--- start ---

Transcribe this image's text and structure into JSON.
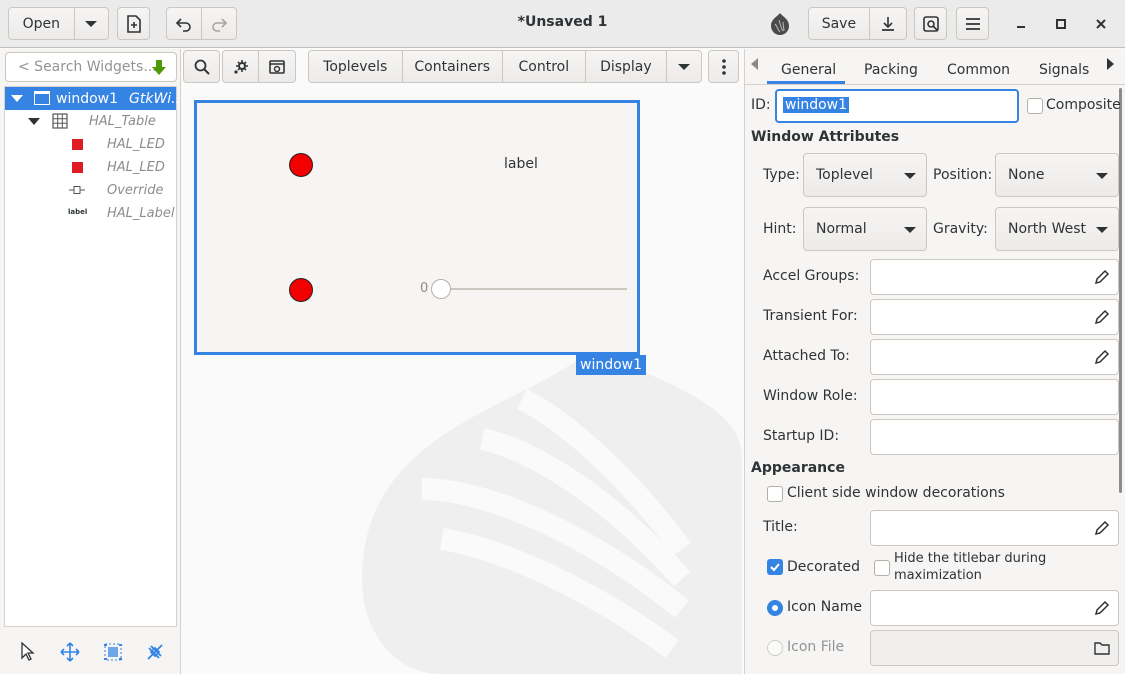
{
  "header": {
    "open_label": "Open",
    "title": "*Unsaved 1",
    "save_label": "Save"
  },
  "left": {
    "search_placeholder": "< Search Widgets...",
    "tree": [
      {
        "name": "window1",
        "type": "GtkWi..",
        "selected": true
      },
      {
        "name": "HAL_Table",
        "type": ""
      },
      {
        "name": "HAL_LED",
        "type": ""
      },
      {
        "name": "HAL_LED",
        "type": ""
      },
      {
        "name": "Override",
        "type": ""
      },
      {
        "name": "HAL_Label",
        "type": ""
      }
    ]
  },
  "palette": {
    "categories": [
      "Toplevels",
      "Containers",
      "Control",
      "Display"
    ]
  },
  "canvas": {
    "label_text": "label",
    "scale_value": "0",
    "window_name": "window1"
  },
  "props": {
    "tabs": [
      "General",
      "Packing",
      "Common",
      "Signals"
    ],
    "active_tab": "General",
    "id_label": "ID:",
    "id_value": "window1",
    "composite_label": "Composite",
    "section_window": "Window Attributes",
    "type_label": "Type:",
    "type_value": "Toplevel",
    "position_label": "Position:",
    "position_value": "None",
    "hint_label": "Hint:",
    "hint_value": "Normal",
    "gravity_label": "Gravity:",
    "gravity_value": "North West",
    "accel_label": "Accel Groups:",
    "transient_label": "Transient For:",
    "attached_label": "Attached To:",
    "role_label": "Window Role:",
    "startup_label": "Startup ID:",
    "section_appearance": "Appearance",
    "csd_label": "Client side window decorations",
    "title_label": "Title:",
    "decorated_label": "Decorated",
    "hide_titlebar_label_1": "Hide the titlebar during",
    "hide_titlebar_label_2": "maximization",
    "icon_name_label": "Icon Name",
    "icon_file_label": "Icon File"
  },
  "colors": {
    "accent": "#3584e4",
    "led": "#f20000"
  }
}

--- end ---

_Work to do_
Restate the records word for word, omitting images.

_Finished answer_
Transcribe this image's text and structure into JSON.
{
  "header": {
    "open_label": "Open",
    "title": "*Unsaved 1",
    "save_label": "Save"
  },
  "left": {
    "search_placeholder": "< Search Widgets...",
    "tree": [
      {
        "name": "window1",
        "type": "GtkWi..",
        "selected": true
      },
      {
        "name": "HAL_Table",
        "type": ""
      },
      {
        "name": "HAL_LED",
        "type": ""
      },
      {
        "name": "HAL_LED",
        "type": ""
      },
      {
        "name": "Override",
        "type": ""
      },
      {
        "name": "HAL_Label",
        "type": ""
      }
    ]
  },
  "palette": {
    "categories": [
      "Toplevels",
      "Containers",
      "Control",
      "Display"
    ]
  },
  "canvas": {
    "label_text": "label",
    "scale_value": "0",
    "window_name": "window1"
  },
  "props": {
    "tabs": [
      "General",
      "Packing",
      "Common",
      "Signals"
    ],
    "active_tab": "General",
    "id_label": "ID:",
    "id_value": "window1",
    "composite_label": "Composite",
    "section_window": "Window Attributes",
    "type_label": "Type:",
    "type_value": "Toplevel",
    "position_label": "Position:",
    "position_value": "None",
    "hint_label": "Hint:",
    "hint_value": "Normal",
    "gravity_label": "Gravity:",
    "gravity_value": "North West",
    "accel_label": "Accel Groups:",
    "transient_label": "Transient For:",
    "attached_label": "Attached To:",
    "role_label": "Window Role:",
    "startup_label": "Startup ID:",
    "section_appearance": "Appearance",
    "csd_label": "Client side window decorations",
    "title_label": "Title:",
    "decorated_label": "Decorated",
    "hide_titlebar_label_1": "Hide the titlebar during",
    "hide_titlebar_label_2": "maximization",
    "icon_name_label": "Icon Name",
    "icon_file_label": "Icon File"
  },
  "colors": {
    "accent": "#3584e4",
    "led": "#f20000"
  }
}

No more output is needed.